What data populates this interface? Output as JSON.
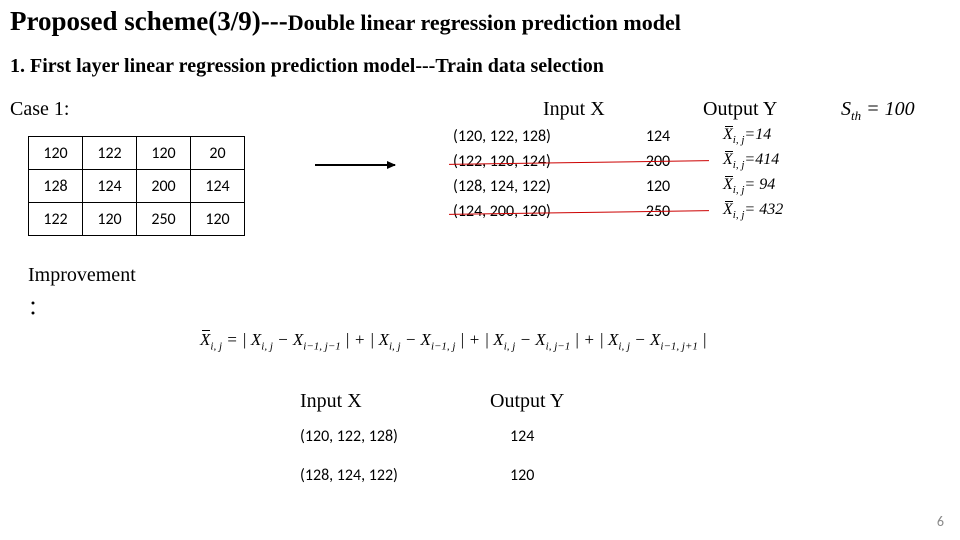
{
  "title": {
    "main": "Proposed scheme(3/9)---",
    "sub": "Double linear regression prediction model"
  },
  "section": "1. First layer linear regression prediction model---Train data selection",
  "case_label": "Case 1:",
  "labels": {
    "input": "Input X",
    "output": "Output Y",
    "sth_pre": "S",
    "sth_sub": "th",
    "sth_post": " = 100"
  },
  "matrix": [
    [
      "120",
      "122",
      "120",
      "20"
    ],
    [
      "128",
      "124",
      "200",
      "124"
    ],
    [
      "122",
      "120",
      "250",
      "120"
    ]
  ],
  "triples": [
    {
      "t": "(120, 122, 128)",
      "y": "124",
      "xbar": "=14",
      "strike": false
    },
    {
      "t": "(122, 120, 124)",
      "y": "200",
      "xbar": "=414",
      "strike": true
    },
    {
      "t": "(128, 124, 122)",
      "y": "120",
      "xbar": "= 94",
      "strike": false
    },
    {
      "t": "(124, 200, 120)",
      "y": "250",
      "xbar": "= 432",
      "strike": true
    }
  ],
  "xbar_label": {
    "sym": "X̄",
    "sub": "i, j"
  },
  "improve_label": "Improvement",
  "improve_colon": "：",
  "formula": {
    "lhs_sym": "X̄",
    "lhs_sub": "i, j",
    "terms": [
      {
        "a_sub": "i, j",
        "b_sub": "i−1, j−1"
      },
      {
        "a_sub": "i, j",
        "b_sub": "i−1, j"
      },
      {
        "a_sub": "i, j",
        "b_sub": "i, j−1"
      },
      {
        "a_sub": "i, j",
        "b_sub": "i−1, j+1"
      }
    ]
  },
  "bottom": {
    "input_label": "Input X",
    "output_label": "Output Y",
    "rows": [
      {
        "t": "(120, 122, 128)",
        "y": "124"
      },
      {
        "t": "(128, 124, 122)",
        "y": "120"
      }
    ]
  },
  "page": "6"
}
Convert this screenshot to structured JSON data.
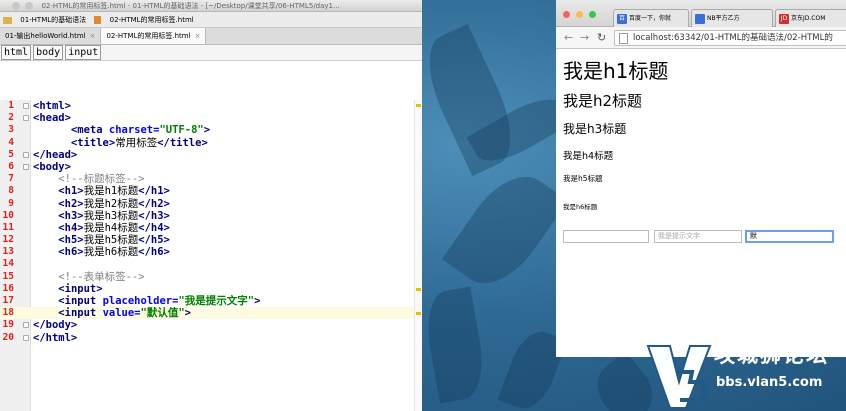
{
  "ide": {
    "window_title": "02-HTML的常用标签.html - 01-HTML的基础语法 - [~/Desktop/课堂共享/06-HTML5/day1...",
    "breadcrumb": [
      "01-HTML的基础语法",
      "02-HTML的常用标签.html"
    ],
    "tabs": [
      {
        "label": "01-输出helloWorld.html"
      },
      {
        "label": "02-HTML的常用标签.html"
      }
    ],
    "tag_path": [
      "html",
      "body",
      "input"
    ],
    "line_numbers": [
      "1",
      "2",
      "3",
      "4",
      "5",
      "6",
      "7",
      "8",
      "9",
      "10",
      "11",
      "12",
      "13",
      "14",
      "15",
      "16",
      "17",
      "18",
      "19",
      "20"
    ],
    "code": {
      "l4a": "UTF-8",
      "l4b": "常用标签",
      "l7": "<!--标题标签-->",
      "h1": "我是h1标题",
      "h2": "我是h2标题",
      "h3": "我是h3标题",
      "h4": "我是h4标题",
      "h5": "我是h5标题",
      "h6": "我是h6标题",
      "l15": "<!--表单标签-->",
      "placeholder": "我是提示文字",
      "value": "默认值"
    }
  },
  "browser": {
    "tabs": [
      {
        "label": "百度一下，你就"
      },
      {
        "label": "NB平方乙方"
      },
      {
        "label": "京东JD.COM"
      }
    ],
    "url": "localhost:63342/01-HTML的基础语法/02-HTML的",
    "headings": {
      "h1": "我是h1标题",
      "h2": "我是h2标题",
      "h3": "我是h3标题",
      "h4": "我是h4标题",
      "h5": "我是h5标题",
      "h6": "我是h6标题"
    },
    "inputs": {
      "first_value": "",
      "placeholder": "我是提示文字",
      "third_value": "默"
    }
  },
  "watermark": {
    "brand": "攻城狮论坛",
    "domain": "bbs.vlan5.com"
  },
  "colors": {
    "line_number": "#e0201a",
    "tag": "#000080",
    "attribute": "#0000ff",
    "string": "#008000",
    "comment": "#808080",
    "desktop": "#2e6a95"
  }
}
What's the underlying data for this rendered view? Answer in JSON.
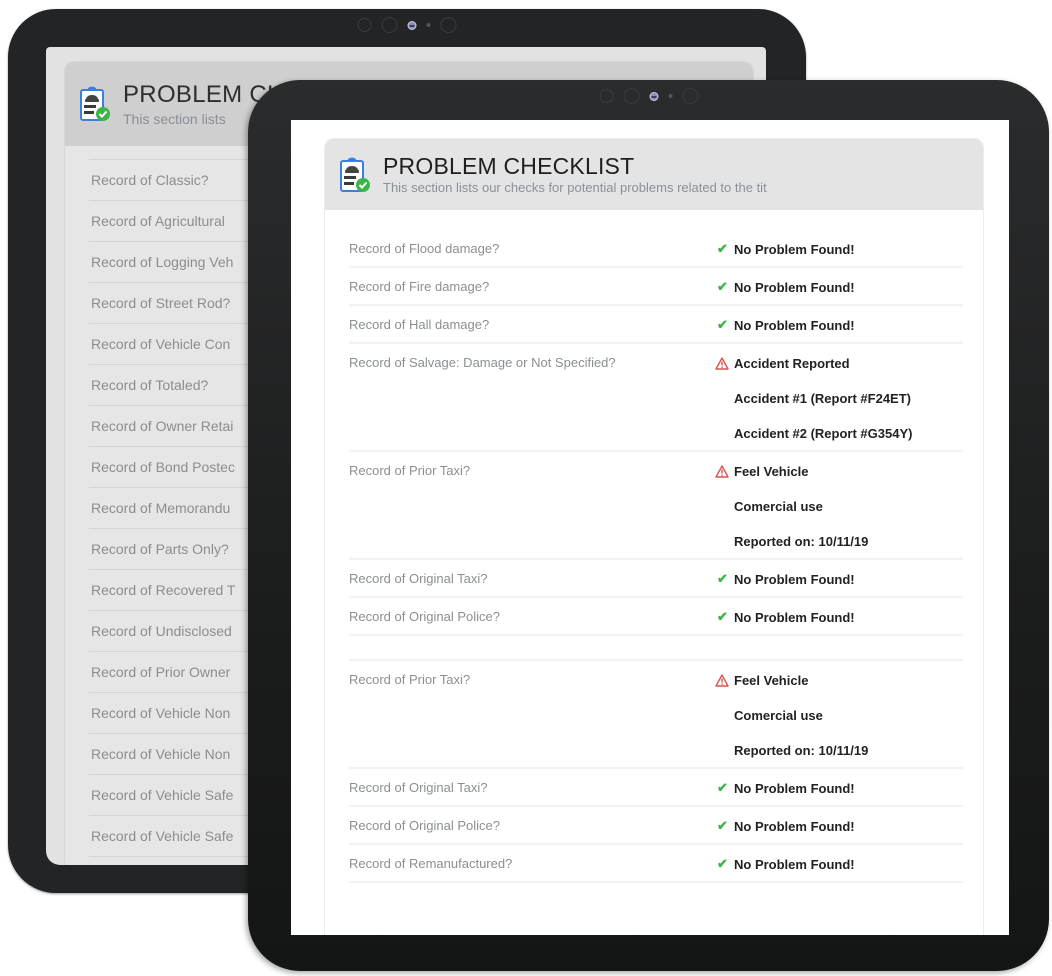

───

◆ **Your goal**: Isolate each line of the listing above that includes "regression". Copy it.

◆ **Exercise response**:
    "sub": "Double linear regression prediction model"
  "section": "1. First layer linear regression prediction model---Train data selection",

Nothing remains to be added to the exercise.